/---

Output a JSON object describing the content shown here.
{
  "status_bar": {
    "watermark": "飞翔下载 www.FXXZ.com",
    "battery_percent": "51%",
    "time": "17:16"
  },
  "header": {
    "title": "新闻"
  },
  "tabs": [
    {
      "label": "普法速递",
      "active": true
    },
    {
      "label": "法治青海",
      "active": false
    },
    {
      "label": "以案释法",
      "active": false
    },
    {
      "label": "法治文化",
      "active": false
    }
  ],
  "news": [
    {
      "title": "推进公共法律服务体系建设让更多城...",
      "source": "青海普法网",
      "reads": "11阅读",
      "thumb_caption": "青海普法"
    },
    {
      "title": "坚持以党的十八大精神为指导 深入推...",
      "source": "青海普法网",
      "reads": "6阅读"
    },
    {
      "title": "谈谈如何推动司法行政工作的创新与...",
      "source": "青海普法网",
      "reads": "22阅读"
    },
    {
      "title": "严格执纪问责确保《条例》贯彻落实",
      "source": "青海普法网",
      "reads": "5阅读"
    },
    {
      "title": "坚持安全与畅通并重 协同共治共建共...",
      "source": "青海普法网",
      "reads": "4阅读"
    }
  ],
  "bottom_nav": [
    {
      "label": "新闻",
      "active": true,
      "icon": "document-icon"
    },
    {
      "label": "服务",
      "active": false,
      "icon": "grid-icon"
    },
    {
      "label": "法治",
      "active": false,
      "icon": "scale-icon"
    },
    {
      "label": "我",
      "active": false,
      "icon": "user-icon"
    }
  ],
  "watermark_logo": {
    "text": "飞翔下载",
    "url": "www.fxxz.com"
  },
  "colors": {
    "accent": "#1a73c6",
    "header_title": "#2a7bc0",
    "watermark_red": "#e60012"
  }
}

\---

▶ [The request]:
Output all of the data above without any alteration.

▶ [Solution]:
Output a JSON object describing the content shown here.
{
  "status_bar": {
    "watermark": "飞翔下载 www.FXXZ.com",
    "battery_percent": "51%",
    "time": "17:16"
  },
  "header": {
    "title": "新闻"
  },
  "tabs": [
    {
      "label": "普法速递",
      "active": true
    },
    {
      "label": "法治青海",
      "active": false
    },
    {
      "label": "以案释法",
      "active": false
    },
    {
      "label": "法治文化",
      "active": false
    }
  ],
  "news": [
    {
      "title": "推进公共法律服务体系建设让更多城...",
      "source": "青海普法网",
      "reads": "11阅读",
      "thumb_caption": "青海普法"
    },
    {
      "title": "坚持以党的十八大精神为指导 深入推...",
      "source": "青海普法网",
      "reads": "6阅读"
    },
    {
      "title": "谈谈如何推动司法行政工作的创新与...",
      "source": "青海普法网",
      "reads": "22阅读"
    },
    {
      "title": "严格执纪问责确保《条例》贯彻落实",
      "source": "青海普法网",
      "reads": "5阅读"
    },
    {
      "title": "坚持安全与畅通并重 协同共治共建共...",
      "source": "青海普法网",
      "reads": "4阅读"
    }
  ],
  "bottom_nav": [
    {
      "label": "新闻",
      "active": true,
      "icon": "document-icon"
    },
    {
      "label": "服务",
      "active": false,
      "icon": "grid-icon"
    },
    {
      "label": "法治",
      "active": false,
      "icon": "scale-icon"
    },
    {
      "label": "我",
      "active": false,
      "icon": "user-icon"
    }
  ],
  "watermark_logo": {
    "text": "飞翔下载",
    "url": "www.fxxz.com"
  },
  "colors": {
    "accent": "#1a73c6",
    "header_title": "#2a7bc0",
    "watermark_red": "#e60012"
  }
}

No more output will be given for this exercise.